>> Start Dataset entries

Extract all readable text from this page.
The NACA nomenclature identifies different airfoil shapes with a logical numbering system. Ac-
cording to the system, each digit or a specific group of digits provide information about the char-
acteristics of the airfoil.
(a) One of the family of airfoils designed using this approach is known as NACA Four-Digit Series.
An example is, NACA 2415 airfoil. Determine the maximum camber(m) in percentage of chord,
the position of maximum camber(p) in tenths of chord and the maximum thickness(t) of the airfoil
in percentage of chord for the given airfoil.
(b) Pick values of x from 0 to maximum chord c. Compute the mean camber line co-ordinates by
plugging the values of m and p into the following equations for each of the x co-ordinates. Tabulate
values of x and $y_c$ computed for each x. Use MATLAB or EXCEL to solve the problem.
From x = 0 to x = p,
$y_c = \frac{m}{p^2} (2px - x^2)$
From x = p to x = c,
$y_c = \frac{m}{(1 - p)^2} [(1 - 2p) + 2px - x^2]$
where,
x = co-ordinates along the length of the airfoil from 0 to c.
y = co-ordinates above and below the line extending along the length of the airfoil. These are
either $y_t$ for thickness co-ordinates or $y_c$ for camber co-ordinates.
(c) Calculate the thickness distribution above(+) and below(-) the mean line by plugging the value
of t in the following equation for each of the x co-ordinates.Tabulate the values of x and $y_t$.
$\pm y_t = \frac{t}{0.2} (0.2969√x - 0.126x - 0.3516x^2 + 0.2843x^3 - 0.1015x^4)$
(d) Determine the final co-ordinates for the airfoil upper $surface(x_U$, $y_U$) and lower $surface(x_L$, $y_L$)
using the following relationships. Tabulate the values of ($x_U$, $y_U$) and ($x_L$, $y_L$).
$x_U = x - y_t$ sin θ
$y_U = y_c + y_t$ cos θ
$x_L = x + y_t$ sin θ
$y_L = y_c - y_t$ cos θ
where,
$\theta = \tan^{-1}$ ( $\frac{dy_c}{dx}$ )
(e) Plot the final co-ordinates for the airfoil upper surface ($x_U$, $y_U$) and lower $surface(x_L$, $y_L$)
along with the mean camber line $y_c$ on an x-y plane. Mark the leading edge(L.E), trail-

>> End Dataset entries

*What you should do:* Reproduce the material above, every line of it, exactly.

*Exercise answer:*
Extract all readable text from this page.
The NACA nomenclature identifies different airfoil shapes with a logical numbering system. Ac-
cording to the system, each digit or a specific group of digits provide information about the char-
acteristics of the airfoil.
(a) One of the family of airfoils designed using this approach is known as NACA Four-Digit Series.
An example is, NACA 2415 airfoil. Determine the maximum camber(m) in percentage of chord,
the position of maximum camber(p) in tenths of chord and the maximum thickness(t) of the airfoil
in percentage of chord for the given airfoil.
(b) Pick values of x from 0 to maximum chord c. Compute the mean camber line co-ordinates by
plugging the values of m and p into the following equations for each of the x co-ordinates. Tabulate
values of x and $y_c$ computed for each x. Use MATLAB or EXCEL to solve the problem.
From x = 0 to x = p,
$y_c = \frac{m}{p^2} (2px - x^2)$
From x = p to x = c,
$y_c = \frac{m}{(1 - p)^2} [(1 - 2p) + 2px - x^2]$
where,
x = co-ordinates along the length of the airfoil from 0 to c.
y = co-ordinates above and below the line extending along the length of the airfoil. These are
either $y_t$ for thickness co-ordinates or $y_c$ for camber co-ordinates.
(c) Calculate the thickness distribution above(+) and below(-) the mean line by plugging the value
of t in the following equation for each of the x co-ordinates.Tabulate the values of x and $y_t$.
$\pm y_t = \frac{t}{0.2} (0.2969√x - 0.126x - 0.3516x^2 + 0.2843x^3 - 0.1015x^4)$
(d) Determine the final co-ordinates for the airfoil upper $surface(x_U$, $y_U$) and lower $surface(x_L$, $y_L$)
using the following relationships. Tabulate the values of ($x_U$, $y_U$) and ($x_L$, $y_L$).
$x_U = x - y_t$ sin θ
$y_U = y_c + y_t$ cos θ
$x_L = x + y_t$ sin θ
$y_L = y_c - y_t$ cos θ
where,
$\theta = \tan^{-1}$ ( $\frac{dy_c}{dx}$ )
(e) Plot the final co-ordinates for the airfoil upper surface ($x_U$, $y_U$) and lower $surface(x_L$, $y_L$)
along with the mean camber line $y_c$ on an x-y plane. Mark the leading edge(L.E), trail-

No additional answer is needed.